> **REQUIREMENT**:
Gather all lines with the word "this" in them.

> **RECORDS TO PROCESS**:

---

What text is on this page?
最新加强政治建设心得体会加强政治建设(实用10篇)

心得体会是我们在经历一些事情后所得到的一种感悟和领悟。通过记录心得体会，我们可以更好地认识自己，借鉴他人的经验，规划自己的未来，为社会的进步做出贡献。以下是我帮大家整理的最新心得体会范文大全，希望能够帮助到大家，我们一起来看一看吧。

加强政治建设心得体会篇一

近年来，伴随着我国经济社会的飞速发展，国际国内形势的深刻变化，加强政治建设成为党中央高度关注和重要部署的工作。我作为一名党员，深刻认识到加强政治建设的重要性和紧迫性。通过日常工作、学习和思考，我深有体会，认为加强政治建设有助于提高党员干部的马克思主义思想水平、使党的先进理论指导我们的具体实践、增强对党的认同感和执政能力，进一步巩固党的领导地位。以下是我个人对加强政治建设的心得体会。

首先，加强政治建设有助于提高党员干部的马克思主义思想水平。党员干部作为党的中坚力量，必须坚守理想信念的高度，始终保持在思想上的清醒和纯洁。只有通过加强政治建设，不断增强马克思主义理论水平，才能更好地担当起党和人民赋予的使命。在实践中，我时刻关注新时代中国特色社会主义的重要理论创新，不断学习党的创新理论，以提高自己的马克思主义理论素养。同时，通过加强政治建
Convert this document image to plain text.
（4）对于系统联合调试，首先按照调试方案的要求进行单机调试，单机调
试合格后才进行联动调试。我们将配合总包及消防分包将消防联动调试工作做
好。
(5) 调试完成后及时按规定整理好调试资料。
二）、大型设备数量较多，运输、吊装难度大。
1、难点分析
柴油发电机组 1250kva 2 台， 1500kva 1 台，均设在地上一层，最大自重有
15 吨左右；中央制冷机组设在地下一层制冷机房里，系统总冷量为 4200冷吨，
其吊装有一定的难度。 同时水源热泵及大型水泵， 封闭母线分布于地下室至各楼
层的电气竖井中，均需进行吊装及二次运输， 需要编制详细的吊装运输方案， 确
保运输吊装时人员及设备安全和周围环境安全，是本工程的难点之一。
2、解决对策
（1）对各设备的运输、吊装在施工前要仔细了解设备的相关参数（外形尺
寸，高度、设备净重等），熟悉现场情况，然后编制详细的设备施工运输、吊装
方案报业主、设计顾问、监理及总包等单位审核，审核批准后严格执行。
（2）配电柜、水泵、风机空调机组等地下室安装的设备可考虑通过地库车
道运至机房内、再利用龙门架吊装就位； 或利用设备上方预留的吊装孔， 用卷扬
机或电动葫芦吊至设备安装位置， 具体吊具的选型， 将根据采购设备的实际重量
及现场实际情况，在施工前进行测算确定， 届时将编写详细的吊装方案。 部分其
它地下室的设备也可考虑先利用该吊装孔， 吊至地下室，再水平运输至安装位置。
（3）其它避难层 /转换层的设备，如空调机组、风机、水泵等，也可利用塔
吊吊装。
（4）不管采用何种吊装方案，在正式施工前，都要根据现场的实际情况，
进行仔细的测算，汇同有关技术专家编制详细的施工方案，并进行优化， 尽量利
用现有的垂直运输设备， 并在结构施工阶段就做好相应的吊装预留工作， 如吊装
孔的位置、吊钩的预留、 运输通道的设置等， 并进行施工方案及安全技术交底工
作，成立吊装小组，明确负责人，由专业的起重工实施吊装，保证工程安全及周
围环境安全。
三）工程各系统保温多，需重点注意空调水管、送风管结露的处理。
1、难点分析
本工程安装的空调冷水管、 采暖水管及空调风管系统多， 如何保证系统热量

---

> **RESULT**:
What text is on this page?
Convert this document image to plain text.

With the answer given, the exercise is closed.